### Task description
Leave out the pictures and repeat every record exactly.

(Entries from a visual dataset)

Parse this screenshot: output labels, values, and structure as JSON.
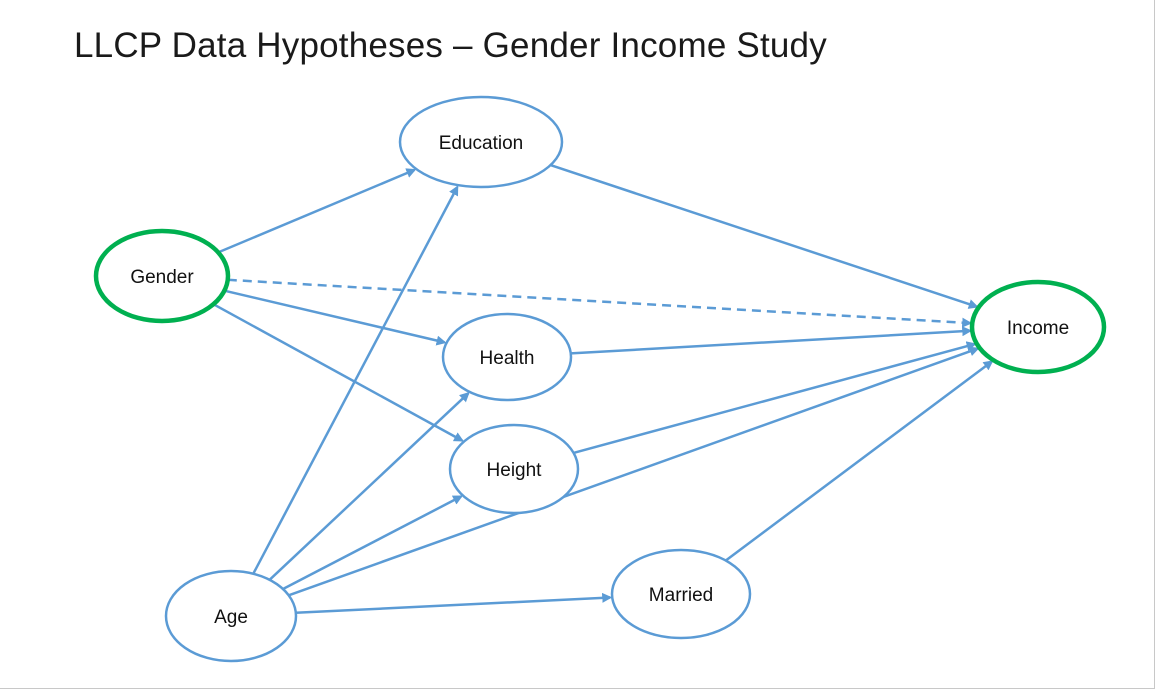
{
  "title": "LLCP Data Hypotheses – Gender Income Study",
  "colors": {
    "edge": "#5b9bd5",
    "node_border": "#5b9bd5",
    "highlight_border": "#00b050",
    "node_fill": "#ffffff"
  },
  "nodes": {
    "education": {
      "label": "Education",
      "highlighted": false
    },
    "gender": {
      "label": "Gender",
      "highlighted": true
    },
    "income": {
      "label": "Income",
      "highlighted": true
    },
    "health": {
      "label": "Health",
      "highlighted": false
    },
    "height": {
      "label": "Height",
      "highlighted": false
    },
    "age": {
      "label": "Age",
      "highlighted": false
    },
    "married": {
      "label": "Married",
      "highlighted": false
    }
  },
  "edges": [
    {
      "from": "gender",
      "to": "education",
      "style": "solid"
    },
    {
      "from": "education",
      "to": "income",
      "style": "solid"
    },
    {
      "from": "gender",
      "to": "income",
      "style": "dashed"
    },
    {
      "from": "gender",
      "to": "health",
      "style": "solid"
    },
    {
      "from": "gender",
      "to": "height",
      "style": "solid"
    },
    {
      "from": "health",
      "to": "income",
      "style": "solid"
    },
    {
      "from": "height",
      "to": "income",
      "style": "solid"
    },
    {
      "from": "age",
      "to": "education",
      "style": "solid"
    },
    {
      "from": "age",
      "to": "health",
      "style": "solid"
    },
    {
      "from": "age",
      "to": "height",
      "style": "solid"
    },
    {
      "from": "age",
      "to": "income",
      "style": "solid"
    },
    {
      "from": "age",
      "to": "married",
      "style": "solid"
    },
    {
      "from": "married",
      "to": "income",
      "style": "solid"
    }
  ]
}
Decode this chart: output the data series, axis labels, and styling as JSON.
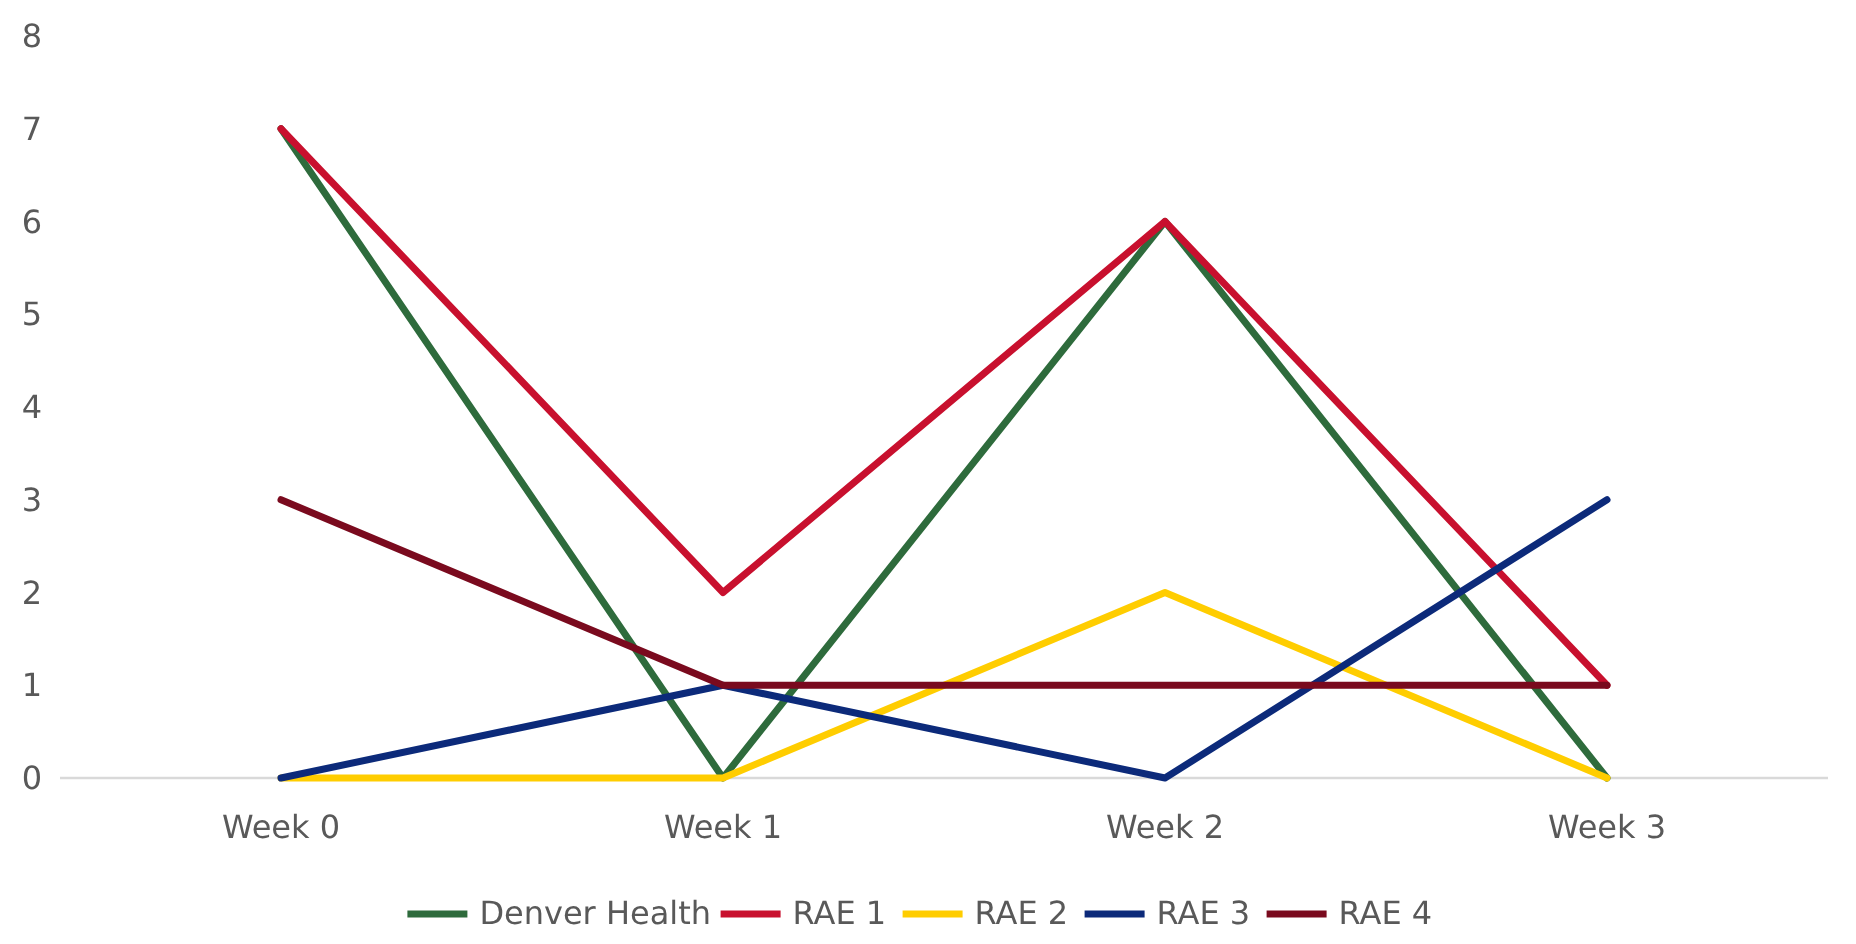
{
  "chart_data": {
    "type": "line",
    "categories": [
      "Week 0",
      "Week 1",
      "Week 2",
      "Week 3"
    ],
    "series": [
      {
        "name": "Denver Health",
        "color": "#2e6b3c",
        "values": [
          7,
          0,
          6,
          0
        ]
      },
      {
        "name": "RAE 1",
        "color": "#c8102e",
        "values": [
          7,
          2,
          6,
          1
        ]
      },
      {
        "name": "RAE 2",
        "color": "#ffcd00",
        "values": [
          0,
          0,
          2,
          0
        ]
      },
      {
        "name": "RAE 3",
        "color": "#0c2a7a",
        "values": [
          0,
          1,
          0,
          3
        ]
      },
      {
        "name": "RAE 4",
        "color": "#7a0a1e",
        "values": [
          3,
          1,
          1,
          1
        ]
      }
    ],
    "ylim": [
      0,
      8
    ],
    "yticks": [
      0,
      1,
      2,
      3,
      4,
      5,
      6,
      7,
      8
    ],
    "grid": false,
    "legend": "bottom",
    "marker": "none",
    "line_style": "solid"
  }
}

### Answer for this exercise
Parse this screenshot: output labels, values, and structure as JSON.
{
  "title": "LLCP Data Hypotheses – Gender Income Study",
  "colors": {
    "edge": "#5b9bd5",
    "node_border": "#5b9bd5",
    "highlight_border": "#00b050",
    "node_fill": "#ffffff"
  },
  "nodes": {
    "education": {
      "label": "Education",
      "highlighted": false
    },
    "gender": {
      "label": "Gender",
      "highlighted": true
    },
    "income": {
      "label": "Income",
      "highlighted": true
    },
    "health": {
      "label": "Health",
      "highlighted": false
    },
    "height": {
      "label": "Height",
      "highlighted": false
    },
    "age": {
      "label": "Age",
      "highlighted": false
    },
    "married": {
      "label": "Married",
      "highlighted": false
    }
  },
  "edges": [
    {
      "from": "gender",
      "to": "education",
      "style": "solid"
    },
    {
      "from": "education",
      "to": "income",
      "style": "solid"
    },
    {
      "from": "gender",
      "to": "income",
      "style": "dashed"
    },
    {
      "from": "gender",
      "to": "health",
      "style": "solid"
    },
    {
      "from": "gender",
      "to": "height",
      "style": "solid"
    },
    {
      "from": "health",
      "to": "income",
      "style": "solid"
    },
    {
      "from": "height",
      "to": "income",
      "style": "solid"
    },
    {
      "from": "age",
      "to": "education",
      "style": "solid"
    },
    {
      "from": "age",
      "to": "health",
      "style": "solid"
    },
    {
      "from": "age",
      "to": "height",
      "style": "solid"
    },
    {
      "from": "age",
      "to": "income",
      "style": "solid"
    },
    {
      "from": "age",
      "to": "married",
      "style": "solid"
    },
    {
      "from": "married",
      "to": "income",
      "style": "solid"
    }
  ]
}
Decode this chart: output the data series, axis labels, and styling as JSON.
{
  "chart_data": {
    "type": "line",
    "categories": [
      "Week 0",
      "Week 1",
      "Week 2",
      "Week 3"
    ],
    "series": [
      {
        "name": "Denver Health",
        "color": "#2e6b3c",
        "values": [
          7,
          0,
          6,
          0
        ]
      },
      {
        "name": "RAE 1",
        "color": "#c8102e",
        "values": [
          7,
          2,
          6,
          1
        ]
      },
      {
        "name": "RAE 2",
        "color": "#ffcd00",
        "values": [
          0,
          0,
          2,
          0
        ]
      },
      {
        "name": "RAE 3",
        "color": "#0c2a7a",
        "values": [
          0,
          1,
          0,
          3
        ]
      },
      {
        "name": "RAE 4",
        "color": "#7a0a1e",
        "values": [
          3,
          1,
          1,
          1
        ]
      }
    ],
    "ylim": [
      0,
      8
    ],
    "yticks": [
      0,
      1,
      2,
      3,
      4,
      5,
      6,
      7,
      8
    ],
    "grid": false,
    "legend": "bottom",
    "marker": "none",
    "line_style": "solid"
  }
}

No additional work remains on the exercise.